◆ Your goal ◆
Return the listing below in full, with every line exactly as it is.

Collected data:
____

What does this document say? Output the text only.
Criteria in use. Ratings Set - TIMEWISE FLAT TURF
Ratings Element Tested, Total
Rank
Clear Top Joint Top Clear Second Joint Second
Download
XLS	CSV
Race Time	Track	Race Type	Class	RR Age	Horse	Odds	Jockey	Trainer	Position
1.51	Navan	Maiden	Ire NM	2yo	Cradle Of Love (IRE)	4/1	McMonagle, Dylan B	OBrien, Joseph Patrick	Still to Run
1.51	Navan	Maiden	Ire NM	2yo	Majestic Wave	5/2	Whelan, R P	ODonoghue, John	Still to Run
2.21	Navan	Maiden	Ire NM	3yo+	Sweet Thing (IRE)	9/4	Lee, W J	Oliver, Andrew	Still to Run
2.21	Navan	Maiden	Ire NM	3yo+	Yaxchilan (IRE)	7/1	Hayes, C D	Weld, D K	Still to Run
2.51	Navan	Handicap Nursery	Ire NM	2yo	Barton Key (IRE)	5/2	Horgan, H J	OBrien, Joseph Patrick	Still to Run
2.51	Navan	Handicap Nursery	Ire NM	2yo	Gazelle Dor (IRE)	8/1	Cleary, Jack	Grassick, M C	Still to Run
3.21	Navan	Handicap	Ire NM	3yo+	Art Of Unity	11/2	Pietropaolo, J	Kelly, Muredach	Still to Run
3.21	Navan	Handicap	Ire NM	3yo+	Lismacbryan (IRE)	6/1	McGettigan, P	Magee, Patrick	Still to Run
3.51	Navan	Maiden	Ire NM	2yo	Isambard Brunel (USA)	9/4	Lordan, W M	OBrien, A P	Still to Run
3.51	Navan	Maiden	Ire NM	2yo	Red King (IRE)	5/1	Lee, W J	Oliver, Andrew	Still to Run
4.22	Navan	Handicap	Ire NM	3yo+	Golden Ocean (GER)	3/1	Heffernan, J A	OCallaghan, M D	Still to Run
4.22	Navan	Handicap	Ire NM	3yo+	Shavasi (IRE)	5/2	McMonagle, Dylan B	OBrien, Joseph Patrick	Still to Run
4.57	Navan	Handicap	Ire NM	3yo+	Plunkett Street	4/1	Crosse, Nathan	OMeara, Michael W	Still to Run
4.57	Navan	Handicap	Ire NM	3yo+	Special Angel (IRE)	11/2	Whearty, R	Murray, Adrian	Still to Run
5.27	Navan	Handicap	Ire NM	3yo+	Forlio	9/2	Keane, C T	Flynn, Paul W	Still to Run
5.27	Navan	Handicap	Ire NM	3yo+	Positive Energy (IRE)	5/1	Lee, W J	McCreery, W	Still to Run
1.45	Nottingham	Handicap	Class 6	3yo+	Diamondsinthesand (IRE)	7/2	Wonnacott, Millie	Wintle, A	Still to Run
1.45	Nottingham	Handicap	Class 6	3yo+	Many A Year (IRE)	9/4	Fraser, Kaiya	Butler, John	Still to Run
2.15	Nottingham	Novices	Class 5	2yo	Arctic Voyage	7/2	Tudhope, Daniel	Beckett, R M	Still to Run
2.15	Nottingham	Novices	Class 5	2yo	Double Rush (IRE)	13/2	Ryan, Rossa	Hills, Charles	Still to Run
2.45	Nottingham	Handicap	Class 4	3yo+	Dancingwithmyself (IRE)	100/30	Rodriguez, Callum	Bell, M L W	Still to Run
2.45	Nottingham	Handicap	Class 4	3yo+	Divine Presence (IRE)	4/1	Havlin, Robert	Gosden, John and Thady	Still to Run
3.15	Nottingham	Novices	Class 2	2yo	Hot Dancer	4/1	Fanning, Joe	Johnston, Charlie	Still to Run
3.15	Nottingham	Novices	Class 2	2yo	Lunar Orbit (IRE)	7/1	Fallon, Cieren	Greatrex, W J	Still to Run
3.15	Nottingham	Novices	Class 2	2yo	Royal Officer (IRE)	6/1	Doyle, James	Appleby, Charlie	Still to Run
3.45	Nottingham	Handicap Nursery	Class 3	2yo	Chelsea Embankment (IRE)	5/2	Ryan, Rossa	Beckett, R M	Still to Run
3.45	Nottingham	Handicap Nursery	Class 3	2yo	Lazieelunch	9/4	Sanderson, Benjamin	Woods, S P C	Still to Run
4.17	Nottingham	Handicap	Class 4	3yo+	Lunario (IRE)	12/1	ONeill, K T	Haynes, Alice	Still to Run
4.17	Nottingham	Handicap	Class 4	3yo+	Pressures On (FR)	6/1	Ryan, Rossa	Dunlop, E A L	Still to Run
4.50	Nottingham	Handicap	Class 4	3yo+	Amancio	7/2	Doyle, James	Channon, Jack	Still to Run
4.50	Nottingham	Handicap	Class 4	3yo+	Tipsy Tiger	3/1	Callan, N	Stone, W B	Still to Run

____

◆ Expected answer ◆
What does this document say? Output the text only.
Criteria in use. Ratings Set - TIMEWISE FLAT TURF
Ratings Element Tested, Total
Rank
Clear Top Joint Top Clear Second Joint Second
Download
XLS	CSV
Race Time	Track	Race Type	Class	RR Age	Horse	Odds	Jockey	Trainer	Position
1.51	Navan	Maiden	Ire NM	2yo	Cradle Of Love (IRE)	4/1	McMonagle, Dylan B	OBrien, Joseph Patrick	Still to Run
1.51	Navan	Maiden	Ire NM	2yo	Majestic Wave	5/2	Whelan, R P	ODonoghue, John	Still to Run
2.21	Navan	Maiden	Ire NM	3yo+	Sweet Thing (IRE)	9/4	Lee, W J	Oliver, Andrew	Still to Run
2.21	Navan	Maiden	Ire NM	3yo+	Yaxchilan (IRE)	7/1	Hayes, C D	Weld, D K	Still to Run
2.51	Navan	Handicap Nursery	Ire NM	2yo	Barton Key (IRE)	5/2	Horgan, H J	OBrien, Joseph Patrick	Still to Run
2.51	Navan	Handicap Nursery	Ire NM	2yo	Gazelle Dor (IRE)	8/1	Cleary, Jack	Grassick, M C	Still to Run
3.21	Navan	Handicap	Ire NM	3yo+	Art Of Unity	11/2	Pietropaolo, J	Kelly, Muredach	Still to Run
3.21	Navan	Handicap	Ire NM	3yo+	Lismacbryan (IRE)	6/1	McGettigan, P	Magee, Patrick	Still to Run
3.51	Navan	Maiden	Ire NM	2yo	Isambard Brunel (USA)	9/4	Lordan, W M	OBrien, A P	Still to Run
3.51	Navan	Maiden	Ire NM	2yo	Red King (IRE)	5/1	Lee, W J	Oliver, Andrew	Still to Run
4.22	Navan	Handicap	Ire NM	3yo+	Golden Ocean (GER)	3/1	Heffernan, J A	OCallaghan, M D	Still to Run
4.22	Navan	Handicap	Ire NM	3yo+	Shavasi (IRE)	5/2	McMonagle, Dylan B	OBrien, Joseph Patrick	Still to Run
4.57	Navan	Handicap	Ire NM	3yo+	Plunkett Street	4/1	Crosse, Nathan	OMeara, Michael W	Still to Run
4.57	Navan	Handicap	Ire NM	3yo+	Special Angel (IRE)	11/2	Whearty, R	Murray, Adrian	Still to Run
5.27	Navan	Handicap	Ire NM	3yo+	Forlio	9/2	Keane, C T	Flynn, Paul W	Still to Run
5.27	Navan	Handicap	Ire NM	3yo+	Positive Energy (IRE)	5/1	Lee, W J	McCreery, W	Still to Run
1.45	Nottingham	Handicap	Class 6	3yo+	Diamondsinthesand (IRE)	7/2	Wonnacott, Millie	Wintle, A	Still to Run
1.45	Nottingham	Handicap	Class 6	3yo+	Many A Year (IRE)	9/4	Fraser, Kaiya	Butler, John	Still to Run
2.15	Nottingham	Novices	Class 5	2yo	Arctic Voyage	7/2	Tudhope, Daniel	Beckett, R M	Still to Run
2.15	Nottingham	Novices	Class 5	2yo	Double Rush (IRE)	13/2	Ryan, Rossa	Hills, Charles	Still to Run
2.45	Nottingham	Handicap	Class 4	3yo+	Dancingwithmyself (IRE)	100/30	Rodriguez, Callum	Bell, M L W	Still to Run
2.45	Nottingham	Handicap	Class 4	3yo+	Divine Presence (IRE)	4/1	Havlin, Robert	Gosden, John and Thady	Still to Run
3.15	Nottingham	Novices	Class 2	2yo	Hot Dancer	4/1	Fanning, Joe	Johnston, Charlie	Still to Run
3.15	Nottingham	Novices	Class 2	2yo	Lunar Orbit (IRE)	7/1	Fallon, Cieren	Greatrex, W J	Still to Run
3.15	Nottingham	Novices	Class 2	2yo	Royal Officer (IRE)	6/1	Doyle, James	Appleby, Charlie	Still to Run
3.45	Nottingham	Handicap Nursery	Class 3	2yo	Chelsea Embankment (IRE)	5/2	Ryan, Rossa	Beckett, R M	Still to Run
3.45	Nottingham	Handicap Nursery	Class 3	2yo	Lazieelunch	9/4	Sanderson, Benjamin	Woods, S P C	Still to Run
4.17	Nottingham	Handicap	Class 4	3yo+	Lunario (IRE)	12/1	ONeill, K T	Haynes, Alice	Still to Run
4.17	Nottingham	Handicap	Class 4	3yo+	Pressures On (FR)	6/1	Ryan, Rossa	Dunlop, E A L	Still to Run
4.50	Nottingham	Handicap	Class 4	3yo+	Amancio	7/2	Doyle, James	Channon, Jack	Still to Run
4.50	Nottingham	Handicap	Class 4	3yo+	Tipsy Tiger	3/1	Callan, N	Stone, W B	Still to Run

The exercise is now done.